→ **Stated problem**: Pictures stay out of the copy; set down each line of the listing below exactly.

· · · ·

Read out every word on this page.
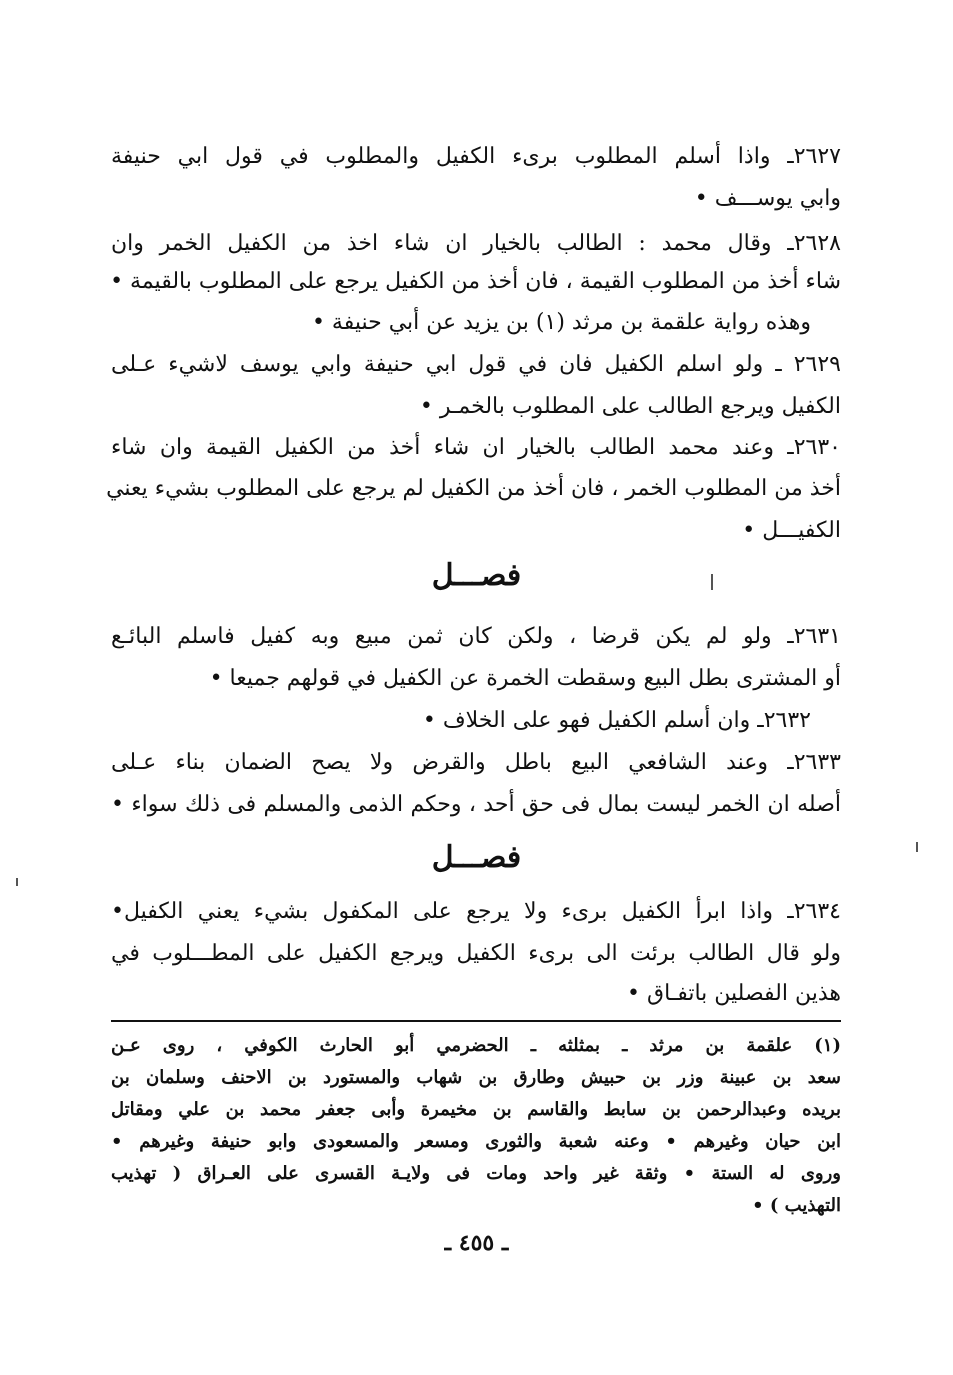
٢٦٢٧ـ واذا أسلم المطلوب برىء الكفيل والمطلوب في قول ابي حنيفة
وابي يوســـف •
٢٦٢٨ـ وقال محمد : الطالب بالخيار ان شاء اخذ من الكفيل الخمر وان
شاء أخذ من المطلوب القيمة ، فان أخذ من الكفيل يرجع على المطلوب بالقيمة •
وهذه رواية علقمة بن مرثد (١) بن يزيد عن أبي حنيفة •
٢٦٢٩ ـ ولو اسلم الكفيل فان في قول ابي حنيفة وابي يوسف لاشيء عـلى
الكفيل ويرجع الطالب على المطلوب بالخمـر •
٢٦٣٠ـ وعند محمد الطالب بالخيار ان شاء أخذ من الكفيل القيمة وان شاء
أخذ من المطلوب الخمر ، فان أخذ من الكفيل لم يرجع على المطلوب بشيء يعني
الكفيـــل •
فصـــل
٢٦٣١ـ ولو لم يكن قرضا ، ولكن كان ثمن مبيع وبه كفيل فاسلم البائـع
أو المشترى بطل البيع وسقطت الخمرة عن الكفيل في قولهم جميعا •
٢٦٣٢ـ وان أسلم الكفيل فهو على الخلاف •
٢٦٣٣ـ وعند الشافعي البيع باطل والقرض ولا يصح الضمان بناء عـلى
أصله ان الخمر ليست بمال فى حق أحد ، وحكم الذمى والمسلم فى ذلك سواء •
فصـــل
٢٦٣٤ـ واذا ابرأ الكفيل برىء ولا يرجع على المكفول بشيء يعني الكفيل•
ولو قال الطالب برئت الى برىء الكفيل ويرجع الكفيل على المطـــلوب في
هذين الفصلين باتفـاق •
(١) علقمة بن مرثد ـ بمثلثه ـ الحضرمي أبو الحارث الكوفي ، روى عـن
سعد بن عبينة وزر بن حبيش وطارق بن شهاب والمستورد بن الاحنف وسلمان بن
بريده وعبدالرحمن بن سابط والقاسم بن مخيمرة وأبى جعفر محمد بن علي ومقاتل
ابن حيان وغيرهم • وعنه شعبة والثورى ومسعر والمسعودى وابو حنيفة وغيرهم •
وروى له الستة • وثقة غير واحد ومات فى ولايـة القسرى على العـراق ( تهذيب
التهذيب ) •
ـ ٤٥٥ ـ
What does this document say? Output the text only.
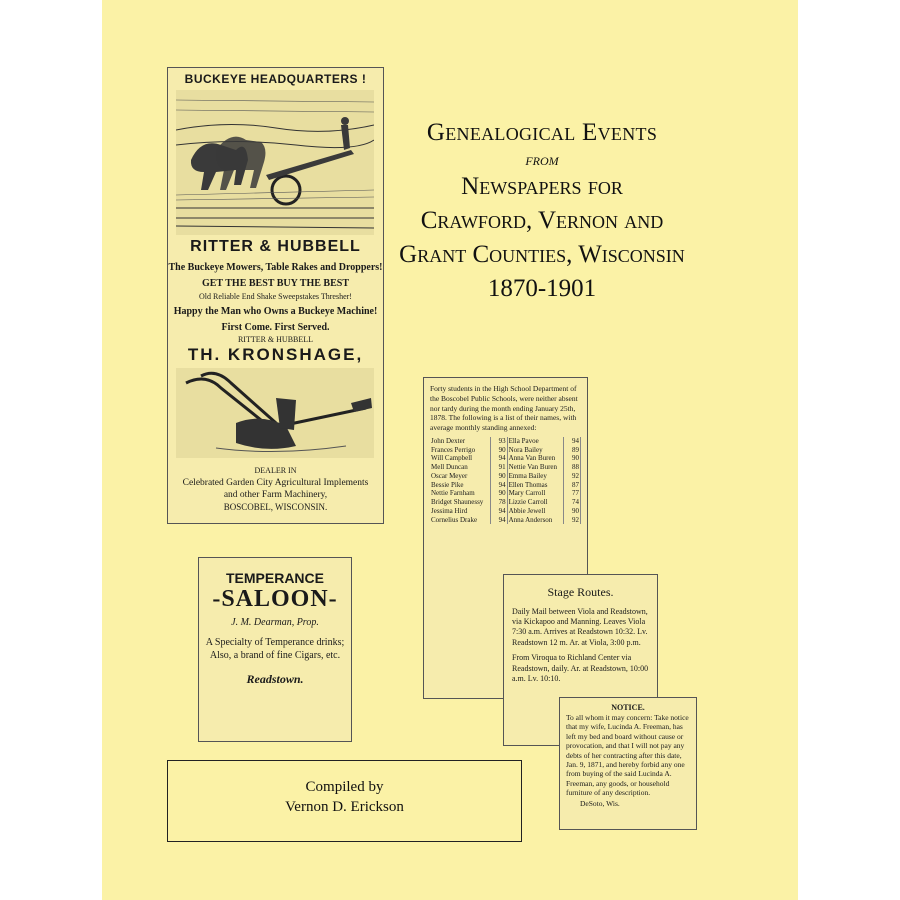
Genealogical Events
from
Newspapers for
Crawford, Vernon and
Grant Counties, Wisconsin
1870-1901
BUCKEYE HEADQUARTERS !
RITTER & HUBBELL
The Buckeye Mowers, Table Rakes and Droppers!
GET THE BEST BUY THE BEST
Old Reliable End Shake Sweepstakes Thresher!
Happy the Man who Owns a Buckeye Machine!
First Come. First Served.
RITTER & HUBBELL
TH. KRONSHAGE,
DEALER IN
Celebrated Garden City Agricultural Implements
and other Farm Machinery,
BOSCOBEL, WISCONSIN.
TEMPERANCE
-SALOON-
J. M. Dearman, Prop.
A Specialty of Temperance drinks; Also, a brand of fine Cigars, etc.
Readstown.
Compiled by
Vernon D. Erickson
Forty students in the High School Department of the Boscobel Public Schools, were neither absent nor tardy during the month ending January 25th, 1878. The following is a list of their names, with average monthly standing annexed:
John Dexter	93	Ella Pavoe	94
Frances Perrigo	90	Nora Bailey	89
Will Campbell	94	Anna Van Buren	90
Mell Duncan	91	Nettie Van Buren	88
Oscar Meyer	90	Emma Bailey	92
Bessie Pike	94	Ellen Thomas	87
Nettie Farnham	90	Mary Carroll	77
Bridget Shaunessy	78	Lizzie Carroll	74
Jessima Hird	94	Abbie Jewell	90
Cornelius Drake	94	Anna Anderson	92
Stage Routes.
Daily Mail between Viola and Readstown, via Kickapoo and Manning. Leaves Viola 7:30 a.m. Arrives at Readstown 10:32. Lv. Readstown 12 m. Ar. at Viola, 3:00 p.m.
From Viroqua to Richland Center via Readstown, daily. Ar. at Readstown, 10:00 a.m. Lv. 10:10.
NOTICE.
To all whom it may concern: Take notice that my wife, Lucinda A. Freeman, has left my bed and board without cause or provocation, and that I will not pay any debts of her contracting after this date, Jan. 9, 1871, and hereby forbid any one from buying of the said Lucinda A. Freeman, any goods, or household furniture of any description.
DeSoto, Wis.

· · · ·

→ **Answer to this problem**:
Read out every word on this page.
٢٦٢٧ـ واذا أسلم المطلوب برىء الكفيل والمطلوب في قول ابي حنيفة
وابي يوســـف •
٢٦٢٨ـ وقال محمد : الطالب بالخيار ان شاء اخذ من الكفيل الخمر وان
شاء أخذ من المطلوب القيمة ، فان أخذ من الكفيل يرجع على المطلوب بالقيمة •
وهذه رواية علقمة بن مرثد (١) بن يزيد عن أبي حنيفة •
٢٦٢٩ ـ ولو اسلم الكفيل فان في قول ابي حنيفة وابي يوسف لاشيء عـلى
الكفيل ويرجع الطالب على المطلوب بالخمـر •
٢٦٣٠ـ وعند محمد الطالب بالخيار ان شاء أخذ من الكفيل القيمة وان شاء
أخذ من المطلوب الخمر ، فان أخذ من الكفيل لم يرجع على المطلوب بشيء يعني
الكفيـــل •
فصـــل
٢٦٣١ـ ولو لم يكن قرضا ، ولكن كان ثمن مبيع وبه كفيل فاسلم البائـع
أو المشترى بطل البيع وسقطت الخمرة عن الكفيل في قولهم جميعا •
٢٦٣٢ـ وان أسلم الكفيل فهو على الخلاف •
٢٦٣٣ـ وعند الشافعي البيع باطل والقرض ولا يصح الضمان بناء عـلى
أصله ان الخمر ليست بمال فى حق أحد ، وحكم الذمى والمسلم فى ذلك سواء •
فصـــل
٢٦٣٤ـ واذا ابرأ الكفيل برىء ولا يرجع على المكفول بشيء يعني الكفيل•
ولو قال الطالب برئت الى برىء الكفيل ويرجع الكفيل على المطـــلوب في
هذين الفصلين باتفـاق •
(١) علقمة بن مرثد ـ بمثلثه ـ الحضرمي أبو الحارث الكوفي ، روى عـن
سعد بن عبينة وزر بن حبيش وطارق بن شهاب والمستورد بن الاحنف وسلمان بن
بريده وعبدالرحمن بن سابط والقاسم بن مخيمرة وأبى جعفر محمد بن علي ومقاتل
ابن حيان وغيرهم • وعنه شعبة والثورى ومسعر والمسعودى وابو حنيفة وغيرهم •
وروى له الستة • وثقة غير واحد ومات فى ولايـة القسرى على العـراق ( تهذيب
التهذيب ) •
ـ ٤٥٥ ـ
What does this document say? Output the text only.
Genealogical Events
from
Newspapers for
Crawford, Vernon and
Grant Counties, Wisconsin
1870-1901
BUCKEYE HEADQUARTERS !
RITTER & HUBBELL
The Buckeye Mowers, Table Rakes and Droppers!
GET THE BEST BUY THE BEST
Old Reliable End Shake Sweepstakes Thresher!
Happy the Man who Owns a Buckeye Machine!
First Come. First Served.
RITTER & HUBBELL
TH. KRONSHAGE,
DEALER IN
Celebrated Garden City Agricultural Implements
and other Farm Machinery,
BOSCOBEL, WISCONSIN.
TEMPERANCE
-SALOON-
J. M. Dearman, Prop.
A Specialty of Temperance drinks; Also, a brand of fine Cigars, etc.
Readstown.
Compiled by
Vernon D. Erickson
Forty students in the High School Department of the Boscobel Public Schools, were neither absent nor tardy during the month ending January 25th, 1878. The following is a list of their names, with average monthly standing annexed:
John Dexter	93	Ella Pavoe	94
Frances Perrigo	90	Nora Bailey	89
Will Campbell	94	Anna Van Buren	90
Mell Duncan	91	Nettie Van Buren	88
Oscar Meyer	90	Emma Bailey	92
Bessie Pike	94	Ellen Thomas	87
Nettie Farnham	90	Mary Carroll	77
Bridget Shaunessy	78	Lizzie Carroll	74
Jessima Hird	94	Abbie Jewell	90
Cornelius Drake	94	Anna Anderson	92
Stage Routes.
Daily Mail between Viola and Readstown, via Kickapoo and Manning. Leaves Viola 7:30 a.m. Arrives at Readstown 10:32. Lv. Readstown 12 m. Ar. at Viola, 3:00 p.m.
From Viroqua to Richland Center via Readstown, daily. Ar. at Readstown, 10:00 a.m. Lv. 10:10.
NOTICE.
To all whom it may concern: Take notice that my wife, Lucinda A. Freeman, has left my bed and board without cause or provocation, and that I will not pay any debts of her contracting after this date, Jan. 9, 1871, and hereby forbid any one from buying of the said Lucinda A. Freeman, any goods, or household furniture of any description.
DeSoto, Wis.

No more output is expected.